-- Start Input rows --

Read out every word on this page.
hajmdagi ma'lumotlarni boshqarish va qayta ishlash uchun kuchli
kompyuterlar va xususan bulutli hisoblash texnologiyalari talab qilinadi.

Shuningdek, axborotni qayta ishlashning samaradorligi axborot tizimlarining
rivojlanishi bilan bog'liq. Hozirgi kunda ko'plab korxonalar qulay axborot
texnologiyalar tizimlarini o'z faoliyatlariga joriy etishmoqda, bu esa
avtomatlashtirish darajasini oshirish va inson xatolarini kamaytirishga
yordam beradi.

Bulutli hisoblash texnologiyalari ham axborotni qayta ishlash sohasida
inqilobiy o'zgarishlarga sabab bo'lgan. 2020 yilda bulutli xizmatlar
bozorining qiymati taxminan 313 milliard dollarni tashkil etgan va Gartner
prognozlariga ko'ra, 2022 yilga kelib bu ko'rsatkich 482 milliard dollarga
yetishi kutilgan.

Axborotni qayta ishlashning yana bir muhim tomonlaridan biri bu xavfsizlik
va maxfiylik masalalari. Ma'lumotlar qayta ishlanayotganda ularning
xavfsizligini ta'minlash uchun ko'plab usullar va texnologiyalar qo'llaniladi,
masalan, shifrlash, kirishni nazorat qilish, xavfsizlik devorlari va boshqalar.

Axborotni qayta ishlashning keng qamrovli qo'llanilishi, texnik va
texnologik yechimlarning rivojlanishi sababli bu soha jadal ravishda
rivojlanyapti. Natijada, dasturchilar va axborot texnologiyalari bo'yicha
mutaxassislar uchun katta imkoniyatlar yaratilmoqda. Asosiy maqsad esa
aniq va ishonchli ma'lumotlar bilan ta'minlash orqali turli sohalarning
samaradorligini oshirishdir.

-- End Input rows --

§ **What to produce**
Each entry above is to be quoted exactly.

§ **Output below**
Read out every word on this page.
hajmdagi ma'lumotlarni boshqarish va qayta ishlash uchun kuchli
kompyuterlar va xususan bulutli hisoblash texnologiyalari talab qilinadi.

Shuningdek, axborotni qayta ishlashning samaradorligi axborot tizimlarining
rivojlanishi bilan bog'liq. Hozirgi kunda ko'plab korxonalar qulay axborot
texnologiyalar tizimlarini o'z faoliyatlariga joriy etishmoqda, bu esa
avtomatlashtirish darajasini oshirish va inson xatolarini kamaytirishga
yordam beradi.

Bulutli hisoblash texnologiyalari ham axborotni qayta ishlash sohasida
inqilobiy o'zgarishlarga sabab bo'lgan. 2020 yilda bulutli xizmatlar
bozorining qiymati taxminan 313 milliard dollarni tashkil etgan va Gartner
prognozlariga ko'ra, 2022 yilga kelib bu ko'rsatkich 482 milliard dollarga
yetishi kutilgan.

Axborotni qayta ishlashning yana bir muhim tomonlaridan biri bu xavfsizlik
va maxfiylik masalalari. Ma'lumotlar qayta ishlanayotganda ularning
xavfsizligini ta'minlash uchun ko'plab usullar va texnologiyalar qo'llaniladi,
masalan, shifrlash, kirishni nazorat qilish, xavfsizlik devorlari va boshqalar.

Axborotni qayta ishlashning keng qamrovli qo'llanilishi, texnik va
texnologik yechimlarning rivojlanishi sababli bu soha jadal ravishda
rivojlanyapti. Natijada, dasturchilar va axborot texnologiyalari bo'yicha
mutaxassislar uchun katta imkoniyatlar yaratilmoqda. Asosiy maqsad esa
aniq va ishonchli ma'lumotlar bilan ta'minlash orqali turli sohalarning
samaradorligini oshirishdir.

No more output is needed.